- [Task]:
Where the data below has the string "TERASZPADLÓ", return the whole line.

Stored entries

++++++++

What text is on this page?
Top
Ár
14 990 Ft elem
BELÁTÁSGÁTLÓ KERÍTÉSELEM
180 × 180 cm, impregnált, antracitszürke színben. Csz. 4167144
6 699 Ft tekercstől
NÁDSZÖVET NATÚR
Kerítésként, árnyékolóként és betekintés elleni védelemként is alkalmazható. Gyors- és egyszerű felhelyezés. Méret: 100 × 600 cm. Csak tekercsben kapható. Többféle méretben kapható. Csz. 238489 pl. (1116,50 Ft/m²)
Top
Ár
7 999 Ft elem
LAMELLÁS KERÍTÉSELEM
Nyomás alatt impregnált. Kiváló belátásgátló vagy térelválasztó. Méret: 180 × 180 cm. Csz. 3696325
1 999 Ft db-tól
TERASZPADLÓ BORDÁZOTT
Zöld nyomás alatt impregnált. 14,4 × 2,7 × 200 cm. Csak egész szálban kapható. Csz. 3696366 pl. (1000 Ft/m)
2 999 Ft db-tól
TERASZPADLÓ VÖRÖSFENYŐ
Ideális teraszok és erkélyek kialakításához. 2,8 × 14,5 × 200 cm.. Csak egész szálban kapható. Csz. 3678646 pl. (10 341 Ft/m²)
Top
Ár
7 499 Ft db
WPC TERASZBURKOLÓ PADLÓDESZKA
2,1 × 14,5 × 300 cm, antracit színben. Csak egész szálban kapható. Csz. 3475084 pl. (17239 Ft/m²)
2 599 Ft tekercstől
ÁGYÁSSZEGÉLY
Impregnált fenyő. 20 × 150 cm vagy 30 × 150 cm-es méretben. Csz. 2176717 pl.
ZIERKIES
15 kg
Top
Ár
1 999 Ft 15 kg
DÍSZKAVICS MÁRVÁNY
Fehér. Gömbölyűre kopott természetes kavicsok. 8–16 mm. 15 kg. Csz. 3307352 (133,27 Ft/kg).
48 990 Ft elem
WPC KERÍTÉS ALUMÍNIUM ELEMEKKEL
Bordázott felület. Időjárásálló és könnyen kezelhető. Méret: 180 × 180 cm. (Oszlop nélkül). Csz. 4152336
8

++++++++

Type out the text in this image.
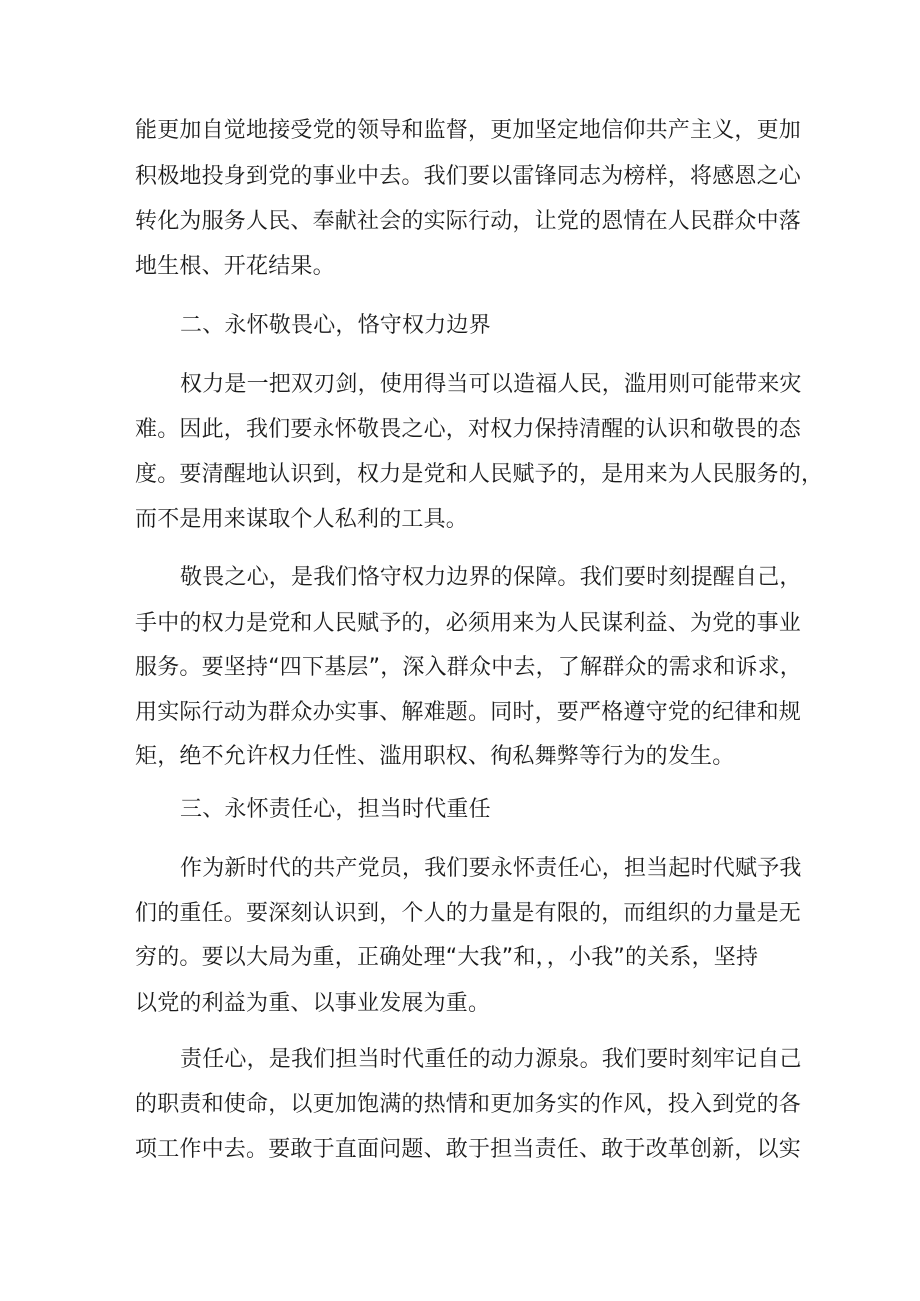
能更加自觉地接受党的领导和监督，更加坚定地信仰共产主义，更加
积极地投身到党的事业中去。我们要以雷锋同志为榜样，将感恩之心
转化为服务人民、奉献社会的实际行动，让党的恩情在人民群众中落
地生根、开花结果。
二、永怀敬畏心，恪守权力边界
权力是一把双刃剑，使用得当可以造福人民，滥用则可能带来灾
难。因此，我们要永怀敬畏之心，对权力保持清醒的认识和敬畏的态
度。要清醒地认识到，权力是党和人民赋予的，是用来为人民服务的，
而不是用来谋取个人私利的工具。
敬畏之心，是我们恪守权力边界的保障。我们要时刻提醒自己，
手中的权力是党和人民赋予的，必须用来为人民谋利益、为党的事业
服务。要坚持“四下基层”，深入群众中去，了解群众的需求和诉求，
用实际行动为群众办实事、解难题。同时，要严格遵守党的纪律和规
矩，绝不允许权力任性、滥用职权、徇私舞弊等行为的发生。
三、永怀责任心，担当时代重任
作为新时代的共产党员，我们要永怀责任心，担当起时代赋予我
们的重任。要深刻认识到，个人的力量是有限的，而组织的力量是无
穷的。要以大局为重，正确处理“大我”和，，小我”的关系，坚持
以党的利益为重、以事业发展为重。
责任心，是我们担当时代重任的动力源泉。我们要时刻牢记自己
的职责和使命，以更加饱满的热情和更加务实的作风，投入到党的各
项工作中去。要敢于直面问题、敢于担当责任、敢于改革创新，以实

++++++++

- [Written answer]:
TERASZPADLÓ BORDÁZOTT
TERASZPADLÓ VÖRÖSFENYŐ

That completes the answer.